- [The exercise]
Leave the pictures out and transcribe every record exactly.
# START OF Records for the task
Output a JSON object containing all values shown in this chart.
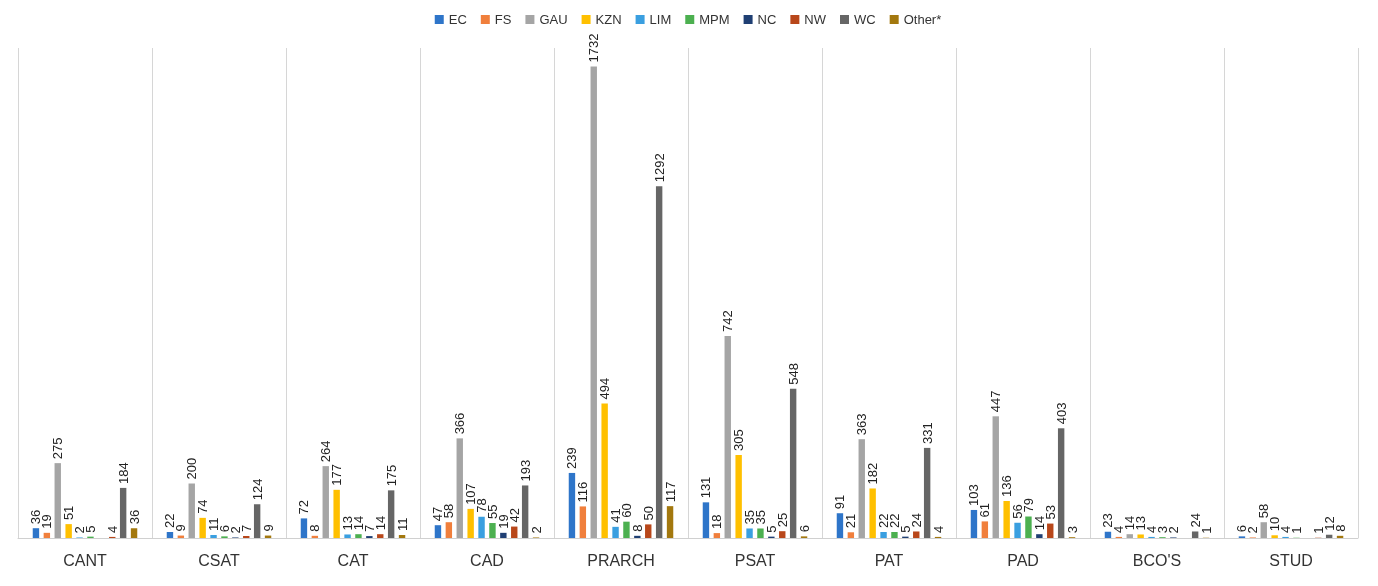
{
  "chart_data": {
    "type": "bar",
    "categories": [
      "CANT",
      "CSAT",
      "CAT",
      "CAD",
      "PRARCH",
      "PSAT",
      "PAT",
      "PAD",
      "BCO'S",
      "STUD"
    ],
    "series": [
      {
        "name": "EC",
        "color": "#2e75c9",
        "values": [
          36,
          22,
          72,
          47,
          239,
          131,
          91,
          103,
          23,
          6
        ]
      },
      {
        "name": "FS",
        "color": "#f07f3c",
        "values": [
          19,
          9,
          8,
          58,
          116,
          18,
          21,
          61,
          4,
          2
        ]
      },
      {
        "name": "GAU",
        "color": "#a5a5a5",
        "values": [
          275,
          200,
          264,
          366,
          1732,
          742,
          363,
          447,
          14,
          58
        ]
      },
      {
        "name": "KZN",
        "color": "#ffc000",
        "values": [
          51,
          74,
          177,
          107,
          494,
          305,
          182,
          136,
          13,
          10
        ]
      },
      {
        "name": "LIM",
        "color": "#3a9fe0",
        "values": [
          2,
          11,
          13,
          78,
          41,
          35,
          22,
          56,
          4,
          4
        ]
      },
      {
        "name": "MPM",
        "color": "#4cb050",
        "values": [
          5,
          6,
          14,
          55,
          60,
          35,
          22,
          79,
          3,
          1
        ]
      },
      {
        "name": "NC",
        "color": "#1f3f73",
        "values": [
          null,
          2,
          7,
          19,
          8,
          5,
          5,
          14,
          2,
          null
        ]
      },
      {
        "name": "NW",
        "color": "#b8471a",
        "values": [
          4,
          7,
          14,
          42,
          50,
          25,
          24,
          53,
          null,
          1
        ]
      },
      {
        "name": "WC",
        "color": "#666666",
        "values": [
          184,
          124,
          175,
          193,
          1292,
          548,
          331,
          403,
          24,
          12
        ]
      },
      {
        "name": "Other*",
        "color": "#a3780e",
        "values": [
          36,
          9,
          11,
          2,
          117,
          6,
          4,
          3,
          1,
          8
        ]
      }
    ],
    "data_labels": true,
    "grid": "x",
    "legend": "top"
  }
}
# END OF Records for the task
- [Complete output]
Output a JSON object containing all values shown in this chart.
{
  "chart_data": {
    "type": "bar",
    "categories": [
      "CANT",
      "CSAT",
      "CAT",
      "CAD",
      "PRARCH",
      "PSAT",
      "PAT",
      "PAD",
      "BCO'S",
      "STUD"
    ],
    "series": [
      {
        "name": "EC",
        "color": "#2e75c9",
        "values": [
          36,
          22,
          72,
          47,
          239,
          131,
          91,
          103,
          23,
          6
        ]
      },
      {
        "name": "FS",
        "color": "#f07f3c",
        "values": [
          19,
          9,
          8,
          58,
          116,
          18,
          21,
          61,
          4,
          2
        ]
      },
      {
        "name": "GAU",
        "color": "#a5a5a5",
        "values": [
          275,
          200,
          264,
          366,
          1732,
          742,
          363,
          447,
          14,
          58
        ]
      },
      {
        "name": "KZN",
        "color": "#ffc000",
        "values": [
          51,
          74,
          177,
          107,
          494,
          305,
          182,
          136,
          13,
          10
        ]
      },
      {
        "name": "LIM",
        "color": "#3a9fe0",
        "values": [
          2,
          11,
          13,
          78,
          41,
          35,
          22,
          56,
          4,
          4
        ]
      },
      {
        "name": "MPM",
        "color": "#4cb050",
        "values": [
          5,
          6,
          14,
          55,
          60,
          35,
          22,
          79,
          3,
          1
        ]
      },
      {
        "name": "NC",
        "color": "#1f3f73",
        "values": [
          null,
          2,
          7,
          19,
          8,
          5,
          5,
          14,
          2,
          null
        ]
      },
      {
        "name": "NW",
        "color": "#b8471a",
        "values": [
          4,
          7,
          14,
          42,
          50,
          25,
          24,
          53,
          null,
          1
        ]
      },
      {
        "name": "WC",
        "color": "#666666",
        "values": [
          184,
          124,
          175,
          193,
          1292,
          548,
          331,
          403,
          24,
          12
        ]
      },
      {
        "name": "Other*",
        "color": "#a3780e",
        "values": [
          36,
          9,
          11,
          2,
          117,
          6,
          4,
          3,
          1,
          8
        ]
      }
    ],
    "data_labels": true,
    "grid": "x",
    "legend": "top"
  }
}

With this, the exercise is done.